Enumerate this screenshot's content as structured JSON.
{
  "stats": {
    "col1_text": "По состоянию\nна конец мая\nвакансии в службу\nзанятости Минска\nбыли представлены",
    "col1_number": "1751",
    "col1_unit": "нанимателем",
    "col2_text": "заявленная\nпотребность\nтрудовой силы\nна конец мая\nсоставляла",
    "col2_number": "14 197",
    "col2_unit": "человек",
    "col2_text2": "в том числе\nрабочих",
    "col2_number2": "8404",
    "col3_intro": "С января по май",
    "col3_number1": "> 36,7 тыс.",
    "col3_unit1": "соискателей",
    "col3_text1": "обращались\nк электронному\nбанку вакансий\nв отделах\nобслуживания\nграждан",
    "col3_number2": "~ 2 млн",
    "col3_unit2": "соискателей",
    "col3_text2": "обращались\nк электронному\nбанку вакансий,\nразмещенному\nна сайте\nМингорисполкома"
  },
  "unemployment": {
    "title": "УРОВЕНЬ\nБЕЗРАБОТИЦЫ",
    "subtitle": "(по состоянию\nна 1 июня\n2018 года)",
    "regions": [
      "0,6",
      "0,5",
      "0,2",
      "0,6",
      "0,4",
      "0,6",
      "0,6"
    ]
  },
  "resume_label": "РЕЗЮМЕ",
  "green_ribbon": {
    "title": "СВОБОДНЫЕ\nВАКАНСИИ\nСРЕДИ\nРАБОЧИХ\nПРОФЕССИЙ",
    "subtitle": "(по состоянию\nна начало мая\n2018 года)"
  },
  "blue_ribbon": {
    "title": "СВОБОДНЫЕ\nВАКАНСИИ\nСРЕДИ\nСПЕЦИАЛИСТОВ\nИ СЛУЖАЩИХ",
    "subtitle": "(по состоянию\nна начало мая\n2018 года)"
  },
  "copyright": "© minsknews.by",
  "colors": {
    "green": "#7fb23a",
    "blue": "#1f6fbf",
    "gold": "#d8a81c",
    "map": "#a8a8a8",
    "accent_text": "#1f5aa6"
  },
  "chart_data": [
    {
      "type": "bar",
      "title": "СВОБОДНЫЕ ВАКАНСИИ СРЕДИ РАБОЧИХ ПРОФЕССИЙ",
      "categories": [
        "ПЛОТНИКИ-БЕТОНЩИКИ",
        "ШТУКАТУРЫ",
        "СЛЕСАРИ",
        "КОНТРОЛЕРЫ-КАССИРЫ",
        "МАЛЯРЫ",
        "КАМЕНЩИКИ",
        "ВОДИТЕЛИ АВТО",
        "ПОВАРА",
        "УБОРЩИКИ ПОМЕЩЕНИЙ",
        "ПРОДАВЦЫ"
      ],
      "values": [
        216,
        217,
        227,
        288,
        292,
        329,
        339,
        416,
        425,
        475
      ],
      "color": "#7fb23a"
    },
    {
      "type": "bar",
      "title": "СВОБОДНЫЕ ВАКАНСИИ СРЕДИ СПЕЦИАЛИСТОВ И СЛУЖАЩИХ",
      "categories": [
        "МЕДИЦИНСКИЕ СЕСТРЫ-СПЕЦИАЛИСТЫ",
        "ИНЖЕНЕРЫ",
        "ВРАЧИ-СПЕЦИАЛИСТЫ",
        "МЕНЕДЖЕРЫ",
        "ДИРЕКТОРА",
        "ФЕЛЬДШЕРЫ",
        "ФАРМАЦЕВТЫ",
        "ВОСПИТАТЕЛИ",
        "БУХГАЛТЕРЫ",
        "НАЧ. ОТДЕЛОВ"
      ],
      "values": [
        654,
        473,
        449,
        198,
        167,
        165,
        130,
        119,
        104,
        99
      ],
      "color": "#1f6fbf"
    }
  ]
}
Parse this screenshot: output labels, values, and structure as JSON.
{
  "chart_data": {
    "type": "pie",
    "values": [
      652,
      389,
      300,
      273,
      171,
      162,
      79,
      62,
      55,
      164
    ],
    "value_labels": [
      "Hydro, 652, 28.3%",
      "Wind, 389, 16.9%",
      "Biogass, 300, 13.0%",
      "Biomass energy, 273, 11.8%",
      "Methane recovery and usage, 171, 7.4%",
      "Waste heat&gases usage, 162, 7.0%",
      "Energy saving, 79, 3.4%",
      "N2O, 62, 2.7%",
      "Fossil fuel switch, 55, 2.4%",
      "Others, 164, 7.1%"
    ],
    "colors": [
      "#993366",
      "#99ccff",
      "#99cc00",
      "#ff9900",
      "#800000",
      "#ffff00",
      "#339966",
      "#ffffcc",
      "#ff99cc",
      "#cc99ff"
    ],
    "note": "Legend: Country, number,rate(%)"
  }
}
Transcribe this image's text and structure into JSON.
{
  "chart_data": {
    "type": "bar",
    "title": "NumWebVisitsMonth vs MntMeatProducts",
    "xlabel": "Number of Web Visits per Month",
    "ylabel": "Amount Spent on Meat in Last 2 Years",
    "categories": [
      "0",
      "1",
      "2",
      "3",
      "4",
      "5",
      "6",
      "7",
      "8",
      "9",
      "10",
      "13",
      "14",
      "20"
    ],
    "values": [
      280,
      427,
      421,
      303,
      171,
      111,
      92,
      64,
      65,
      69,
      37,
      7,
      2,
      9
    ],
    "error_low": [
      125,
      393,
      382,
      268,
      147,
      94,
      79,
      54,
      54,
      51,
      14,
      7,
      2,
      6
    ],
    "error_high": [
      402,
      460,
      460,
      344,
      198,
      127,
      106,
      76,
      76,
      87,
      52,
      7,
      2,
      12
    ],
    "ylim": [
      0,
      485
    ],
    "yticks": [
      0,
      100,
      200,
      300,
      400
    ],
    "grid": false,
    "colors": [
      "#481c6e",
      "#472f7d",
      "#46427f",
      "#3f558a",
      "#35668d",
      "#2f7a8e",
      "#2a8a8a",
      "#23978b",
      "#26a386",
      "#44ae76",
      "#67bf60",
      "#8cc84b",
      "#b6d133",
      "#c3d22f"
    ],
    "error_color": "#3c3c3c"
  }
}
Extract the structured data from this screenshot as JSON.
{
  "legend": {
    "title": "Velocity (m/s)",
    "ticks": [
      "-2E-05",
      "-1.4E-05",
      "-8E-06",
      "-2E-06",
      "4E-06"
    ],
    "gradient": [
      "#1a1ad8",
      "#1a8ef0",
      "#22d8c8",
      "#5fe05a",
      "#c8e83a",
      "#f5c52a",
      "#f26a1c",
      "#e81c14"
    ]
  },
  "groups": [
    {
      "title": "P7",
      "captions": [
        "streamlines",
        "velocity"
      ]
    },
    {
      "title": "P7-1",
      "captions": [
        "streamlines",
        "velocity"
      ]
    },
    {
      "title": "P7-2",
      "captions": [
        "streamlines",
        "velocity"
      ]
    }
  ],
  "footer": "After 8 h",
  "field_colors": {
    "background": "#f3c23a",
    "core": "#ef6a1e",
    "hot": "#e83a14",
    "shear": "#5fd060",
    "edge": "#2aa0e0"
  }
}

● ● ● ●

• [Task goal]: Within the records, how many lines include "nСРЕДИ"? The answer is the number and nothing else.

• [Written response]: 2